== MATERIAL PROVIDED
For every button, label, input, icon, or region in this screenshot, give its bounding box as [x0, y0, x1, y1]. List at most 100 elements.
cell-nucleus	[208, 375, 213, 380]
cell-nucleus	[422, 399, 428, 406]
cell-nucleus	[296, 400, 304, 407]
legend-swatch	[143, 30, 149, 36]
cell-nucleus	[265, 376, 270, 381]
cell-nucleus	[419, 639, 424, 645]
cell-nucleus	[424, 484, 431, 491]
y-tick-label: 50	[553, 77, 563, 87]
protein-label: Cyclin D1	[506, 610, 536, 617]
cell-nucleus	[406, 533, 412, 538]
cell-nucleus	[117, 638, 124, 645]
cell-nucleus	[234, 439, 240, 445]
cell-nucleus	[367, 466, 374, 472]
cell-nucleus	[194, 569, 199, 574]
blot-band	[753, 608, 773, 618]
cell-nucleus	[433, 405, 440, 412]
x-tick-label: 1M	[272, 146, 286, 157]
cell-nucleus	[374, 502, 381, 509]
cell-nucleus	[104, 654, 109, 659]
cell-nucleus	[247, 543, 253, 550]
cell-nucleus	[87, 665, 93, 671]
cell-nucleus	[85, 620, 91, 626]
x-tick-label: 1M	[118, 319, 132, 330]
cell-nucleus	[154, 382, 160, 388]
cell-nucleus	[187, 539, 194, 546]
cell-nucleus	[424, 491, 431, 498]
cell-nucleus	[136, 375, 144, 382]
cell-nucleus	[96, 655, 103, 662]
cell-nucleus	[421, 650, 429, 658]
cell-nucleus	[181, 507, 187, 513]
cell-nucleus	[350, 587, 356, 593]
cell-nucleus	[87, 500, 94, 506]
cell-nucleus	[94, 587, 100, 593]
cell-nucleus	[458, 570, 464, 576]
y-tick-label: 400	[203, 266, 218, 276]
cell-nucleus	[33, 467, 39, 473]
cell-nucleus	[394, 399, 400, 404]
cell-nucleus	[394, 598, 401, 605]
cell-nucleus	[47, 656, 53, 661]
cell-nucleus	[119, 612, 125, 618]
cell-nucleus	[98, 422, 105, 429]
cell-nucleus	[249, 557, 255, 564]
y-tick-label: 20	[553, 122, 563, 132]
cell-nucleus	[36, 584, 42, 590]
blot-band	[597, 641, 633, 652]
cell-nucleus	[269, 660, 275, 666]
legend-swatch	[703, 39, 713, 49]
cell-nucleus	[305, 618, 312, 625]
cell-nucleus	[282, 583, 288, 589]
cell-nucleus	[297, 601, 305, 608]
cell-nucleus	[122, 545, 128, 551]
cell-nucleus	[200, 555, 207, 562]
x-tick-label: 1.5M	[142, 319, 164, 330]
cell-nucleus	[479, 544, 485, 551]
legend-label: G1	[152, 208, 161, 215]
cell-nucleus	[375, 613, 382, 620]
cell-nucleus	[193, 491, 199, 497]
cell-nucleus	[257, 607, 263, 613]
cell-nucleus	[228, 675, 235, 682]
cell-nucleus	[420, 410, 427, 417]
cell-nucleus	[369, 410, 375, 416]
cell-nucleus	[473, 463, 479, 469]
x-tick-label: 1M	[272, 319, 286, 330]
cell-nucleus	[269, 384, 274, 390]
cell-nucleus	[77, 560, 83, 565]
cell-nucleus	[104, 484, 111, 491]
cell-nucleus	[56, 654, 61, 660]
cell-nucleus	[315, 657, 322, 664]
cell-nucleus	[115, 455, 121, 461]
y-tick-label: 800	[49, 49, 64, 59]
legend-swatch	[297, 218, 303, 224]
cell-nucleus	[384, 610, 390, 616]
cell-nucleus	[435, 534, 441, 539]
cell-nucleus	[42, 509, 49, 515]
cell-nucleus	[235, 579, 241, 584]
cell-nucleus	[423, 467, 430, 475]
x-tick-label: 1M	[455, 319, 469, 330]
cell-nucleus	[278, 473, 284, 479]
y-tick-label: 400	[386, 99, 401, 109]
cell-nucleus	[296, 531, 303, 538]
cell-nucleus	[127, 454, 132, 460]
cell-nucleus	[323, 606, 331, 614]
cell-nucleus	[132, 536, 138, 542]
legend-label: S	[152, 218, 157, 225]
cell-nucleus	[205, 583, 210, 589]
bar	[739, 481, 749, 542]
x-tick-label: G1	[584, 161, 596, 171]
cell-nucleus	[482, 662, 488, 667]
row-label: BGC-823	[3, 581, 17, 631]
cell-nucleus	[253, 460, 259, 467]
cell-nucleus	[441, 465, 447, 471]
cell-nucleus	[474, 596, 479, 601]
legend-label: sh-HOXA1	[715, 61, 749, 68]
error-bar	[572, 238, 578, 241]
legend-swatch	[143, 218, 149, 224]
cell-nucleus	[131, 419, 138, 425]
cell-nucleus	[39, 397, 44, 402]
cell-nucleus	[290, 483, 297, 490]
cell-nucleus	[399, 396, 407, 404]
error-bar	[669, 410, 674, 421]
====
ACTIVITY:
Look through the records for the string "error". Copy every line that has it.

EXERCISE SOLUTION:
error-bar	[572, 238, 578, 241]
error-bar	[669, 410, 674, 421]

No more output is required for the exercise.